#### ENTRIES SHOWN ####
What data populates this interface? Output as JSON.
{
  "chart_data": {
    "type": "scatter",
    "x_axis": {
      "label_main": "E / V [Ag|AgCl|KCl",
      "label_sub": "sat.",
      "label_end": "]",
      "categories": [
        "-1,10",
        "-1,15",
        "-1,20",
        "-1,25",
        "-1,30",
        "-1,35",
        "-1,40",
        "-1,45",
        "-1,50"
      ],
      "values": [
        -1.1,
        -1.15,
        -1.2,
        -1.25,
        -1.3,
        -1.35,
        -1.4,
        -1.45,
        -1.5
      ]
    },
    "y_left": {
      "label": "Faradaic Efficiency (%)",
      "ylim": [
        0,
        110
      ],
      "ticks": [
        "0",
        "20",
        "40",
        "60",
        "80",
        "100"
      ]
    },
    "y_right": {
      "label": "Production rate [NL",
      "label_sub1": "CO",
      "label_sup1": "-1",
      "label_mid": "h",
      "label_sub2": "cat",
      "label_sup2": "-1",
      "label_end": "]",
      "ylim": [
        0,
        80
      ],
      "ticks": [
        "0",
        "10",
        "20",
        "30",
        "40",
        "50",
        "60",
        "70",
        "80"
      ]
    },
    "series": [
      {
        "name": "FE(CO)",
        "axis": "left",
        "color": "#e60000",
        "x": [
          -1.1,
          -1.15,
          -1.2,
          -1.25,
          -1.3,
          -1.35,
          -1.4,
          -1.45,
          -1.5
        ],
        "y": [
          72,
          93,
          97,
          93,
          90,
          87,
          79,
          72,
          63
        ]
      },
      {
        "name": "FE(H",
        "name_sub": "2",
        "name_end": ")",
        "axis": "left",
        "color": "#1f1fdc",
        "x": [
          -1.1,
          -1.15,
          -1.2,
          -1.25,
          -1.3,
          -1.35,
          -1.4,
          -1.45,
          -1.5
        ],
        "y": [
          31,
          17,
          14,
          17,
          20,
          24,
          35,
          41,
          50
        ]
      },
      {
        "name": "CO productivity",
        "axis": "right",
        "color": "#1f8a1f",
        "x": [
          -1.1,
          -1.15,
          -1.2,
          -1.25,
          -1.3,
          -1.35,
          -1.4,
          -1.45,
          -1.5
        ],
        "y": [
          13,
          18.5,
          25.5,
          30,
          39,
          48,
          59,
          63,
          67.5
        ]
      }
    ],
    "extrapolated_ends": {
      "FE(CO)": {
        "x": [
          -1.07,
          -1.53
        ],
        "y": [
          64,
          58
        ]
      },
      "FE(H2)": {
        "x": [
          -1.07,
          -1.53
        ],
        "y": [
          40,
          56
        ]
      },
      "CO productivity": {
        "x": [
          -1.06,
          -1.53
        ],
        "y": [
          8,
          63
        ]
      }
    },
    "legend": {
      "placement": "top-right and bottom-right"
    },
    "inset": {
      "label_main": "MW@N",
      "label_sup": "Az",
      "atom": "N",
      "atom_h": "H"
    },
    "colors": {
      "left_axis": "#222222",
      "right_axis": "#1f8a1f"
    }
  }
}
####
#### ENTRIES SHOWN ####
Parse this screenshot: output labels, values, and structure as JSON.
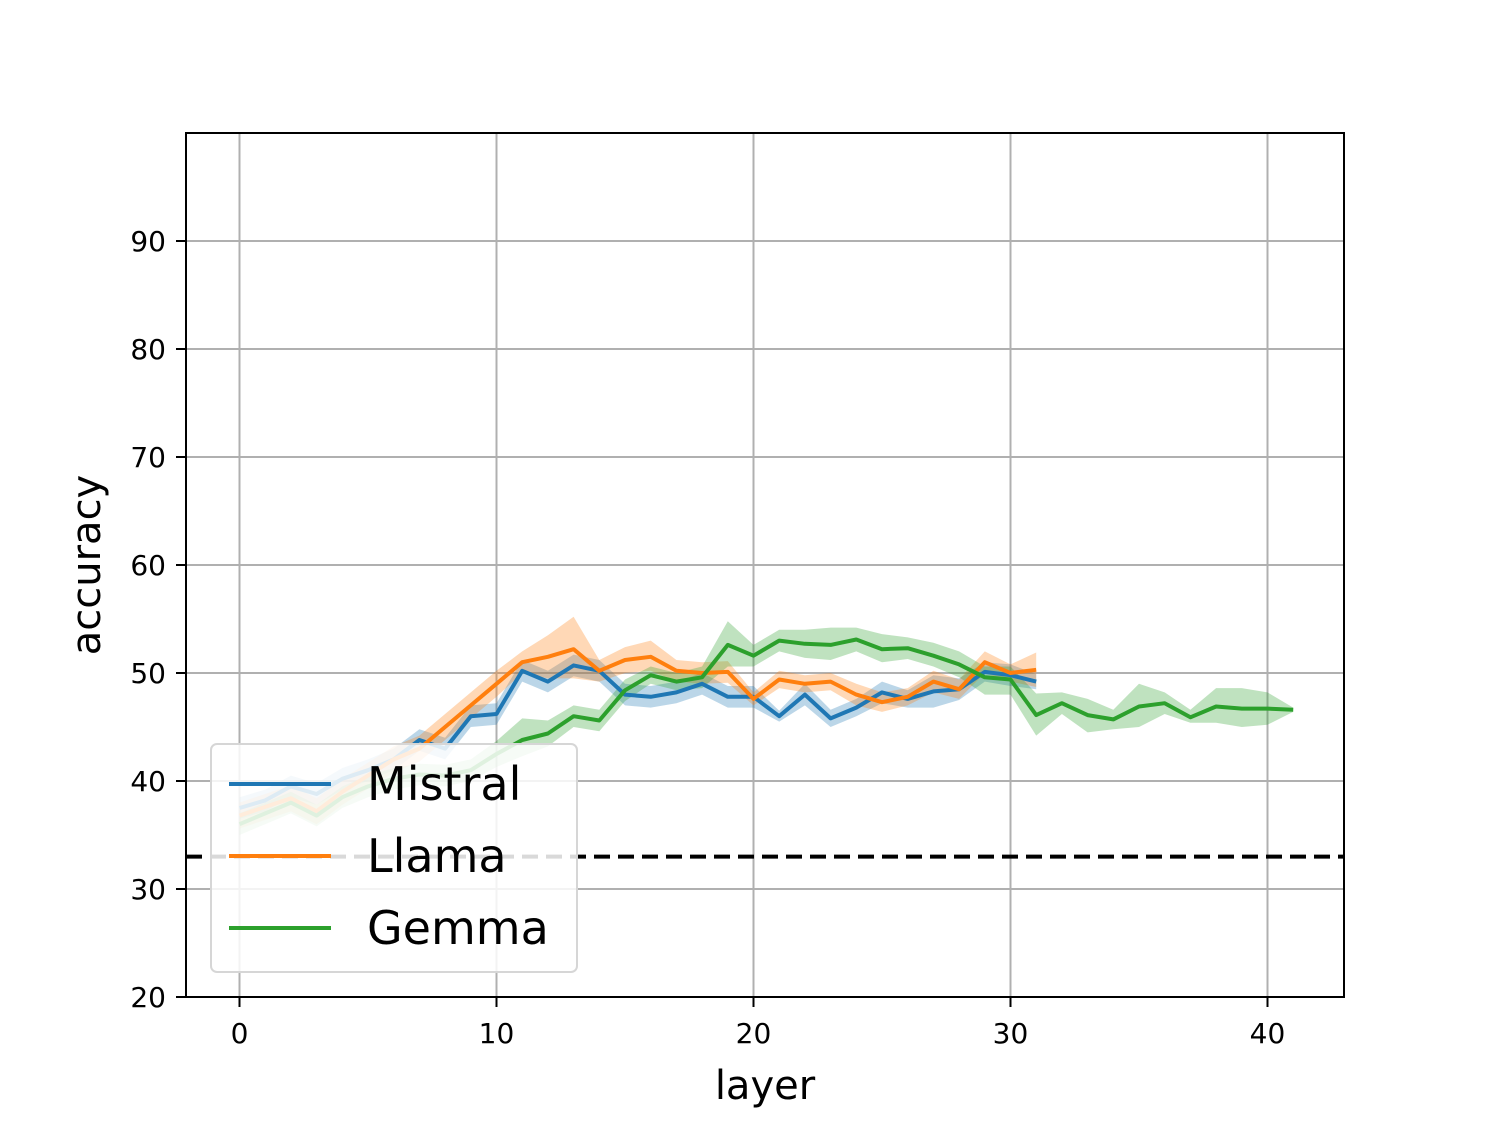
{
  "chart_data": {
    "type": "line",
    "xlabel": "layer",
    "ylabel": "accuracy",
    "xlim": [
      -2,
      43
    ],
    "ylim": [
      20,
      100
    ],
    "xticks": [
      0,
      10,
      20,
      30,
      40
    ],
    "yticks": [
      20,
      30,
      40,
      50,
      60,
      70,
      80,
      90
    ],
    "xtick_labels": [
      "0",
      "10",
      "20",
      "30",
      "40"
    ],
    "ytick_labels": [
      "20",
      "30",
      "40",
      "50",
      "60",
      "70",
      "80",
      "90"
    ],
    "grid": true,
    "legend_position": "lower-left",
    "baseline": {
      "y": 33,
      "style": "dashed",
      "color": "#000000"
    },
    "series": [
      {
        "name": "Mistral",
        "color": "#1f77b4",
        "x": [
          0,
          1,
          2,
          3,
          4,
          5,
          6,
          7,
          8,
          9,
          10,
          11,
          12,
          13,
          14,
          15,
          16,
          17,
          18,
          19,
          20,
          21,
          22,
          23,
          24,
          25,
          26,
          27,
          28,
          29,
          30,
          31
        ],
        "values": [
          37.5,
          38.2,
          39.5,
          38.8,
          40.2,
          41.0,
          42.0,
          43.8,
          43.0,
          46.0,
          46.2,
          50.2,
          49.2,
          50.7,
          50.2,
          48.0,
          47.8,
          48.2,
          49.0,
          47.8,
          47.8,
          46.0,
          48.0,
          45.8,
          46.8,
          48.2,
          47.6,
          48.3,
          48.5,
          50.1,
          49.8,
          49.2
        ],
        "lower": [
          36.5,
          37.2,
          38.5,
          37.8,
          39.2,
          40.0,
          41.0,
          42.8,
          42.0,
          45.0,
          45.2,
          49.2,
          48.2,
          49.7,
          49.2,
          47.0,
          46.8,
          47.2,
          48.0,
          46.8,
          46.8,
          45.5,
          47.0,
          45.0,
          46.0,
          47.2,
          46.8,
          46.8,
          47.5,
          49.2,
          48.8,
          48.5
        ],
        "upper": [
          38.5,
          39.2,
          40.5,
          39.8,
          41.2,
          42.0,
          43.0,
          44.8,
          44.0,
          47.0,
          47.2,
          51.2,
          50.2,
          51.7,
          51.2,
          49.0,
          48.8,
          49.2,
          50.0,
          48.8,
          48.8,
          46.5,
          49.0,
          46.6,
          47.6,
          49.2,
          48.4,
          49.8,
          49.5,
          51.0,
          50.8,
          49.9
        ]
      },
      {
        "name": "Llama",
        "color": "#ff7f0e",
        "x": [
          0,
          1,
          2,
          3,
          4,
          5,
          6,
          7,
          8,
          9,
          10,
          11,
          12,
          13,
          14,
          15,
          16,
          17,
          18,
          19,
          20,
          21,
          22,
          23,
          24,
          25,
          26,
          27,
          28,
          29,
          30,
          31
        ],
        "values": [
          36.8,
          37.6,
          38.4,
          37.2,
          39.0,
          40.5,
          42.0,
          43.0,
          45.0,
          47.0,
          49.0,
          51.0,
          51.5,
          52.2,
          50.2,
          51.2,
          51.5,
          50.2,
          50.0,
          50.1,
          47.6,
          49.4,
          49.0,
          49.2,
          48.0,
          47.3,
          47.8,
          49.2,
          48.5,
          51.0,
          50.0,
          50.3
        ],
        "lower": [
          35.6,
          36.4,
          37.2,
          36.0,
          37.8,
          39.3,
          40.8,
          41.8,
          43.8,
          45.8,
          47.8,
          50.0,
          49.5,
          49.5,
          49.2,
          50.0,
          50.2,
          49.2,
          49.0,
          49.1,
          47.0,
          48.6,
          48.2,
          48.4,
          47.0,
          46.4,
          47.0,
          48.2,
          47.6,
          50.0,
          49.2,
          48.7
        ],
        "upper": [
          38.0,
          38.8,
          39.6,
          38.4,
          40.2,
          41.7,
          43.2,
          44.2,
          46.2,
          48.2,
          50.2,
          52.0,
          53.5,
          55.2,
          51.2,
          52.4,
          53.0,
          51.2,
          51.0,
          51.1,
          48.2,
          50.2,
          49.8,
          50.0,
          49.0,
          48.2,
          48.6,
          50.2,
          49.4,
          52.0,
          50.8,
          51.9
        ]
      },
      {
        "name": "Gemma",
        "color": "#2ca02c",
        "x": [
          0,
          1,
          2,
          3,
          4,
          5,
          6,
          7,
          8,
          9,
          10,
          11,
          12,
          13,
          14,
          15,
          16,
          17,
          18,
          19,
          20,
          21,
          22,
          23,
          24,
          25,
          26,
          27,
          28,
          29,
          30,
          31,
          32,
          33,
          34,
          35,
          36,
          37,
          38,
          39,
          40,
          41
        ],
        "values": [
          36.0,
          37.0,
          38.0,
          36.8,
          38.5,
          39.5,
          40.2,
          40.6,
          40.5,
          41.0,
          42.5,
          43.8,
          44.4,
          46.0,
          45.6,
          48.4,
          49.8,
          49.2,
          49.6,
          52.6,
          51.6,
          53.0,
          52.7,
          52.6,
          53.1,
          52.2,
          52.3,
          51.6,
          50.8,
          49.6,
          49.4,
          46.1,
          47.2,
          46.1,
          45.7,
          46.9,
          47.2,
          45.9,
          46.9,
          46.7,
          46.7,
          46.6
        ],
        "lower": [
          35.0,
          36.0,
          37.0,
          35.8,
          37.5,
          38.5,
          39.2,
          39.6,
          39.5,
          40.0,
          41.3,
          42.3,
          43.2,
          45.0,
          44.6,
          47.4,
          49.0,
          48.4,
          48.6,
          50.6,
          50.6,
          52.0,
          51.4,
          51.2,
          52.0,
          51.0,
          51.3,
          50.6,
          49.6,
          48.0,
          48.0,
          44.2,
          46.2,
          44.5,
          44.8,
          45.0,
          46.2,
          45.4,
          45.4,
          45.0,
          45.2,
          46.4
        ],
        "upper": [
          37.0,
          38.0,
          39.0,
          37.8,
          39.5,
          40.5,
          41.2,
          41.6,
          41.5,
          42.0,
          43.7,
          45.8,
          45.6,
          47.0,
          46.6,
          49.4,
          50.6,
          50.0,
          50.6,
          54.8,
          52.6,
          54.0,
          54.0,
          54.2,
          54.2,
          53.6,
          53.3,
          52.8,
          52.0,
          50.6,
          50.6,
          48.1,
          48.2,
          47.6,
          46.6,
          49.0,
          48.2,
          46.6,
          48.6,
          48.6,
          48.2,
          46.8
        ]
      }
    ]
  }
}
####
AIM OF THE TASK.
Pull every line containing the word "productivity" out of the material and copy it.

COMPLETE OUTPUT.
        "name": "CO productivity",
      "CO productivity": {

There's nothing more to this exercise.